**What the task requires**
Exactly reproduce the lines from the one holding "Parse this screenshot: output" through the final line of the listing below, with both ends included and nothing else.

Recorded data
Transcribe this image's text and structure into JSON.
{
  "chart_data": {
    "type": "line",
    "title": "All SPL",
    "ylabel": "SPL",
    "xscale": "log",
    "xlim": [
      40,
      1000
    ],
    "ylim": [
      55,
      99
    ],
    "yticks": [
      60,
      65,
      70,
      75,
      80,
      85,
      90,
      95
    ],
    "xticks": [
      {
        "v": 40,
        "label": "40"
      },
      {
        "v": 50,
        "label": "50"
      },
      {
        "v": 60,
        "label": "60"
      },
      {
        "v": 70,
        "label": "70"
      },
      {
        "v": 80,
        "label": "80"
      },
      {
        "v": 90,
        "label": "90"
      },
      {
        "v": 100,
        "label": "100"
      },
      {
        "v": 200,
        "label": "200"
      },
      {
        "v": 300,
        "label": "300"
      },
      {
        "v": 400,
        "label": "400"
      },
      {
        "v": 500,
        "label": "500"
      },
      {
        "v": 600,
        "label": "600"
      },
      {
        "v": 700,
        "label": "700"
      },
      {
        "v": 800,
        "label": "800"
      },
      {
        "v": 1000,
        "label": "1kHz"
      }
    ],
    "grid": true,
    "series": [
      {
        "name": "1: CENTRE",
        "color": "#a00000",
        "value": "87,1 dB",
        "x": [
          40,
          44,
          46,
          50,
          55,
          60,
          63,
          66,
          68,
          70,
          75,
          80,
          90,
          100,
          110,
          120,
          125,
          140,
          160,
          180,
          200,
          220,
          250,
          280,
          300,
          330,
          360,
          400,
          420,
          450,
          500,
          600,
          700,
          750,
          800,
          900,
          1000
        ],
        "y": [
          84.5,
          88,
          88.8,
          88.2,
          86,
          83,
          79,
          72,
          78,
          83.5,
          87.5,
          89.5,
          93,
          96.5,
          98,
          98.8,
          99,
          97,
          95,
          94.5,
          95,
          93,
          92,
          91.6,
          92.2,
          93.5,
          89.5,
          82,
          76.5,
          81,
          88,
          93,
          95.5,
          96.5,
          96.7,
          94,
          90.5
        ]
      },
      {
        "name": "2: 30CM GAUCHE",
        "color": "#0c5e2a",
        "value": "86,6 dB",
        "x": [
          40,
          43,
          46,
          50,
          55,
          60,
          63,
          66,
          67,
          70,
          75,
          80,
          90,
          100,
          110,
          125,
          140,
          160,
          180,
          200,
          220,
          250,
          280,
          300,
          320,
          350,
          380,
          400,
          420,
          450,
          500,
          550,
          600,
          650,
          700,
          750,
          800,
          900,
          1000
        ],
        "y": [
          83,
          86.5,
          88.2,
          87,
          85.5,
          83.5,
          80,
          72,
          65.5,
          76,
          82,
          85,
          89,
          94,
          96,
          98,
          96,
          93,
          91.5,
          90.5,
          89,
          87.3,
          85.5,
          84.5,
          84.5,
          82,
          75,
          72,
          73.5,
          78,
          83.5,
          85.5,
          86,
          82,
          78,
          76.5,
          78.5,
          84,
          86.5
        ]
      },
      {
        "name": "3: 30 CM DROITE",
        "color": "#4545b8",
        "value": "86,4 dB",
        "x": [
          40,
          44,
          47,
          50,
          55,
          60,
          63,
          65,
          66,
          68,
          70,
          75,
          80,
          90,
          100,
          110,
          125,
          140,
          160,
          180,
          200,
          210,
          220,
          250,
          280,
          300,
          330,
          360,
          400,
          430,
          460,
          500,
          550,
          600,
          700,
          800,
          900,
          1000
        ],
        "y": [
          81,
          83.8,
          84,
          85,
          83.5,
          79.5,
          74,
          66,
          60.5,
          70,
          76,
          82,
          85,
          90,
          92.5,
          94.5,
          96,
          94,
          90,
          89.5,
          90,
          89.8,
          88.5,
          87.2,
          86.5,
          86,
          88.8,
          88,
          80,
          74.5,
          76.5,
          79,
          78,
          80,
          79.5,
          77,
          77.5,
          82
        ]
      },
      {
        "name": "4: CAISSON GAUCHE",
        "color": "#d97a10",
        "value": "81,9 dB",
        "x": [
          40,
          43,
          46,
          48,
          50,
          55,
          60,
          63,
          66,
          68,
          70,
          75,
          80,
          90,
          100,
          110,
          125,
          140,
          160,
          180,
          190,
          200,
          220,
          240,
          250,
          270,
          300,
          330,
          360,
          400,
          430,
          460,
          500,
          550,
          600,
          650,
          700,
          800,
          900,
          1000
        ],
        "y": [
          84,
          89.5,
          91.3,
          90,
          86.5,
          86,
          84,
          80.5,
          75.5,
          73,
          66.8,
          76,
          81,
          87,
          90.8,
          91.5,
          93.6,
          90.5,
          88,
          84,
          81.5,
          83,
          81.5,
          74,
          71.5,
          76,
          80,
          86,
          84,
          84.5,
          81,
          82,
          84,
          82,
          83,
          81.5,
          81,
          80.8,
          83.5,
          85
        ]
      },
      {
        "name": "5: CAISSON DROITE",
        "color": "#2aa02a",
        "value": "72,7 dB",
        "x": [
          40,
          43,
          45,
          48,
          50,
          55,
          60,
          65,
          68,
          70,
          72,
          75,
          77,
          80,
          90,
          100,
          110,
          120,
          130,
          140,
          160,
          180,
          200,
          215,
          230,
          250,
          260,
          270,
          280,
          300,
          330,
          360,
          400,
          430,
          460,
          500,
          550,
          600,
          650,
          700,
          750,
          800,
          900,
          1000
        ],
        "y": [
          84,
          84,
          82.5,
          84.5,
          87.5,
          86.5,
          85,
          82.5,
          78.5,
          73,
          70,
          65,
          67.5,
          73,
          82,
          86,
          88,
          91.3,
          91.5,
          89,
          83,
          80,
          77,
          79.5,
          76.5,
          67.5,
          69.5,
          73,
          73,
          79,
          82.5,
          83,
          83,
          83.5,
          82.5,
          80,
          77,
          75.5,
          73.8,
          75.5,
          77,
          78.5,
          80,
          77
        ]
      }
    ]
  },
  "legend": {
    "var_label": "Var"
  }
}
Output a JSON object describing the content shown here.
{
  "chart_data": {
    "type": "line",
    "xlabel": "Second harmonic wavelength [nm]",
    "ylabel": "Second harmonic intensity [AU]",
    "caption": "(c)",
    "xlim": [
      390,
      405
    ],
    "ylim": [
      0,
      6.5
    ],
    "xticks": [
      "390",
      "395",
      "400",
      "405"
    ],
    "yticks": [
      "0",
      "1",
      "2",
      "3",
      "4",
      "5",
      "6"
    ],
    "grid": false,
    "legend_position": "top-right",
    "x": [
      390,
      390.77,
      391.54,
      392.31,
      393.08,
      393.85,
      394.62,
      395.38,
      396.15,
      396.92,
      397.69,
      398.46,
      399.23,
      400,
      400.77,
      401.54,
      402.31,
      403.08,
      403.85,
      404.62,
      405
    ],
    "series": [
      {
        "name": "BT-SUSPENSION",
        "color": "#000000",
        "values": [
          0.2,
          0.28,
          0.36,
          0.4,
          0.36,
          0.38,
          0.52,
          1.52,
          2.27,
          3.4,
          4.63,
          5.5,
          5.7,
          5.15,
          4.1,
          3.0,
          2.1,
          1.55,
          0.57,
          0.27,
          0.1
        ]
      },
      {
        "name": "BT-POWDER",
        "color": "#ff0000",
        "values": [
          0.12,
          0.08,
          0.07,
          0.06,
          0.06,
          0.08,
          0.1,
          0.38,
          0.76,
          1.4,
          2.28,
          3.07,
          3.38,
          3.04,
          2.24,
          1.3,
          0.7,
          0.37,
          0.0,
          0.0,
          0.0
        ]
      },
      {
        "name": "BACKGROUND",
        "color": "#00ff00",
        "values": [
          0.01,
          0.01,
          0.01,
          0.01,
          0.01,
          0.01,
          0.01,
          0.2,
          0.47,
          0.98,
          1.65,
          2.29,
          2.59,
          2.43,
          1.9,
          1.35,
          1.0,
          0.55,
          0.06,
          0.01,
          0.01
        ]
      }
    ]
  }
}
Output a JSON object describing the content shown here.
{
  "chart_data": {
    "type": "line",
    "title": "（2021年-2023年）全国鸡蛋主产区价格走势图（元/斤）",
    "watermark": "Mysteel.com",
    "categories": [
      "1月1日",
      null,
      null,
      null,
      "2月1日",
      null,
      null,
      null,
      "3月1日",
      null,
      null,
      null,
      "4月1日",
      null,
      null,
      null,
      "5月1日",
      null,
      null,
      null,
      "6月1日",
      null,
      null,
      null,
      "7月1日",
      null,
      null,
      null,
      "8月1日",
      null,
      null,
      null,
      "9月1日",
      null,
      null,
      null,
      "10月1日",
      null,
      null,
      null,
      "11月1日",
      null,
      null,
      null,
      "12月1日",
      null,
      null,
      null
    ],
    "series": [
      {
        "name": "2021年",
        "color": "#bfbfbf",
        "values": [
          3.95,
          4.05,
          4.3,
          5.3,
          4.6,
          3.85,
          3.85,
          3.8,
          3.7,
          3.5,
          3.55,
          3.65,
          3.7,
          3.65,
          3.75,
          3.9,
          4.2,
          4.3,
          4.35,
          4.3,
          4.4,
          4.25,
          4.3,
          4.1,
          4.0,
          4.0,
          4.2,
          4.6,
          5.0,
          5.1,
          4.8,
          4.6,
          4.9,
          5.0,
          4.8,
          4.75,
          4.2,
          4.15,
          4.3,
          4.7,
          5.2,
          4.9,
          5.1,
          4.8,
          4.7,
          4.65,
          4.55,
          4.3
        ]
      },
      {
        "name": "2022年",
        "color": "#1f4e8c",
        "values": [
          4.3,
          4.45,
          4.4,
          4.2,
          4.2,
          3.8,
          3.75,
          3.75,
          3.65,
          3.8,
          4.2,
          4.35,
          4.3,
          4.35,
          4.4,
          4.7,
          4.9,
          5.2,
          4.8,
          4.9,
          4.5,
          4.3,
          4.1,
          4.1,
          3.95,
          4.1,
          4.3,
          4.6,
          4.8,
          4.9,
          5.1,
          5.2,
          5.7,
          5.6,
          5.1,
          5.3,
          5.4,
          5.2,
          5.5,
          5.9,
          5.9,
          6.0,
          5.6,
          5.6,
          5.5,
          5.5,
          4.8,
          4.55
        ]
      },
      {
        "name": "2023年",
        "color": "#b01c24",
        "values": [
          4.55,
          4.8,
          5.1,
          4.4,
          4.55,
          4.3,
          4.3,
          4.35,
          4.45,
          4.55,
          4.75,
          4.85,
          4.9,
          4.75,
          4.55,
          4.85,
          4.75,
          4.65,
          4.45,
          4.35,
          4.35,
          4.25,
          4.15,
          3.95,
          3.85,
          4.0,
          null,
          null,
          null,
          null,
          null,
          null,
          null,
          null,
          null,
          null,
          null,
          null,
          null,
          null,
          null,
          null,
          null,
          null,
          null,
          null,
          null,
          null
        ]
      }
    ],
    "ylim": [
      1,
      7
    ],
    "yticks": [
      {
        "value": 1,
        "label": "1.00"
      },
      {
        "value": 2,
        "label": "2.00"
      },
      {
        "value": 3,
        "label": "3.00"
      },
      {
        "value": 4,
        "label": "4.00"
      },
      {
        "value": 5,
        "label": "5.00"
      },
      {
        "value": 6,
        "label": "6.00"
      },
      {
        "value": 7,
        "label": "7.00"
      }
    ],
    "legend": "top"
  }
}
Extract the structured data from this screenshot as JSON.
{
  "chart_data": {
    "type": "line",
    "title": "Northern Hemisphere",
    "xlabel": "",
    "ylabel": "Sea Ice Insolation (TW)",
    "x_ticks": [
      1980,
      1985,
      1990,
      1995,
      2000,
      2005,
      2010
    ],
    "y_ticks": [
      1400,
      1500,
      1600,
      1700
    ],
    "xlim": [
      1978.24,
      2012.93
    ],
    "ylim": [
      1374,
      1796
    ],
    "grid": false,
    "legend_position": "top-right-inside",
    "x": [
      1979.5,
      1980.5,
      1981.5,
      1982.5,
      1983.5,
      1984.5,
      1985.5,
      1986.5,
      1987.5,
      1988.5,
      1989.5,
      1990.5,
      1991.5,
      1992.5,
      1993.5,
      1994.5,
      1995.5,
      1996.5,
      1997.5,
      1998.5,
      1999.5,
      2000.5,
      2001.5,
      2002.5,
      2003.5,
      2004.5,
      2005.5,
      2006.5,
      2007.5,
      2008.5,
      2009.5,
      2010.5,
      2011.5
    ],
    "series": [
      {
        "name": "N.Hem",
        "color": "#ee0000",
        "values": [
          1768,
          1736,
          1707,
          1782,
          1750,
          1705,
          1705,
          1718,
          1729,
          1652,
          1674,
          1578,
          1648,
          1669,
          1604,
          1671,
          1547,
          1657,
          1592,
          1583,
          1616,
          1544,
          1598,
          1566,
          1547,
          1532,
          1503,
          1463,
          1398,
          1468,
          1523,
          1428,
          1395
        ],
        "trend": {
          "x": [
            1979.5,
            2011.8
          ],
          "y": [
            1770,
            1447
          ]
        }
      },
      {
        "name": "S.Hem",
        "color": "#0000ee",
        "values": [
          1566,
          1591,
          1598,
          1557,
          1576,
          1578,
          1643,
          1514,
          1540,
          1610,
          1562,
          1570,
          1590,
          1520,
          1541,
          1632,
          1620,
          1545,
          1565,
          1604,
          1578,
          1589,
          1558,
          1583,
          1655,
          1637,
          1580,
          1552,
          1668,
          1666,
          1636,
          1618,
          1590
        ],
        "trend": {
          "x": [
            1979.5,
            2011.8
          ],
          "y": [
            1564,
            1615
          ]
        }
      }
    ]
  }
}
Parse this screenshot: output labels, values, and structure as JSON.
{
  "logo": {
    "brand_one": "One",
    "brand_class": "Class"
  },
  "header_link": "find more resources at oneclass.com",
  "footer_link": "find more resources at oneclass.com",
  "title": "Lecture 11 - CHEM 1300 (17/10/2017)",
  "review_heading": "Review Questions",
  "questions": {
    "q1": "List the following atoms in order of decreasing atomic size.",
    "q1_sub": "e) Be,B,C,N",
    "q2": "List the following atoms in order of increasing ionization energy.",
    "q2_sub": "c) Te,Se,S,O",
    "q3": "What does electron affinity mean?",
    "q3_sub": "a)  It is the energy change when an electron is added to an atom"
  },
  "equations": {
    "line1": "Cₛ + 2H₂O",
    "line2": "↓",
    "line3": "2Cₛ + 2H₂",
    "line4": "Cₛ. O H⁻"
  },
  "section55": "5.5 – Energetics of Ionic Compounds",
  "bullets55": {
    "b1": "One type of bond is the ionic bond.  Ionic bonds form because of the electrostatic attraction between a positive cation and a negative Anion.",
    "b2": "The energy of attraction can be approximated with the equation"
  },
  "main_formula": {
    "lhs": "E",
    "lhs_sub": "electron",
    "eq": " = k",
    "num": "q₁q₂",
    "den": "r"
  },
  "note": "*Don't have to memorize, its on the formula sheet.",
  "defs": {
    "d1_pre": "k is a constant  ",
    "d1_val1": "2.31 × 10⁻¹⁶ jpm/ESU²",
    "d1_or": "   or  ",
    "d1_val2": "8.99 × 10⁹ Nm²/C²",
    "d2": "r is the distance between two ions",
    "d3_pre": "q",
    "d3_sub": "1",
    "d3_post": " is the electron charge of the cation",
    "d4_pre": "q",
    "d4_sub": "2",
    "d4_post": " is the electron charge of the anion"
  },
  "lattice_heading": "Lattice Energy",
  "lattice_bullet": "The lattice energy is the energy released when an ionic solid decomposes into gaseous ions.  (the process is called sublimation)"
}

**Solution below**
Parse this screenshot: output labels, values, and structure as JSON.
{
  "logo": {
    "brand_one": "One",
    "brand_class": "Class"
  },
  "header_link": "find more resources at oneclass.com",
  "footer_link": "find more resources at oneclass.com",
  "title": "Lecture 11 - CHEM 1300 (17/10/2017)",
  "review_heading": "Review Questions",
  "questions": {
    "q1": "List the following atoms in order of decreasing atomic size.",
    "q1_sub": "e) Be,B,C,N",
    "q2": "List the following atoms in order of increasing ionization energy.",
    "q2_sub": "c) Te,Se,S,O",
    "q3": "What does electron affinity mean?",
    "q3_sub": "a)  It is the energy change when an electron is added to an atom"
  },
  "equations": {
    "line1": "Cₛ + 2H₂O",
    "line2": "↓",
    "line3": "2Cₛ + 2H₂",
    "line4": "Cₛ. O H⁻"
  },
  "section55": "5.5 – Energetics of Ionic Compounds",
  "bullets55": {
    "b1": "One type of bond is the ionic bond.  Ionic bonds form because of the electrostatic attraction between a positive cation and a negative Anion.",
    "b2": "The energy of attraction can be approximated with the equation"
  },
  "main_formula": {
    "lhs": "E",
    "lhs_sub": "electron",
    "eq": " = k",
    "num": "q₁q₂",
    "den": "r"
  },
  "note": "*Don't have to memorize, its on the formula sheet.",
  "defs": {
    "d1_pre": "k is a constant  ",
    "d1_val1": "2.31 × 10⁻¹⁶ jpm/ESU²",
    "d1_or": "   or  ",
    "d1_val2": "8.99 × 10⁹ Nm²/C²",
    "d2": "r is the distance between two ions",
    "d3_pre": "q",
    "d3_sub": "1",
    "d3_post": " is the electron charge of the cation",
    "d4_pre": "q",
    "d4_sub": "2",
    "d4_post": " is the electron charge of the anion"
  },
  "lattice_heading": "Lattice Energy",
  "lattice_bullet": "The lattice energy is the energy released when an ionic solid decomposes into gaseous ions.  (the process is called sublimation)"
}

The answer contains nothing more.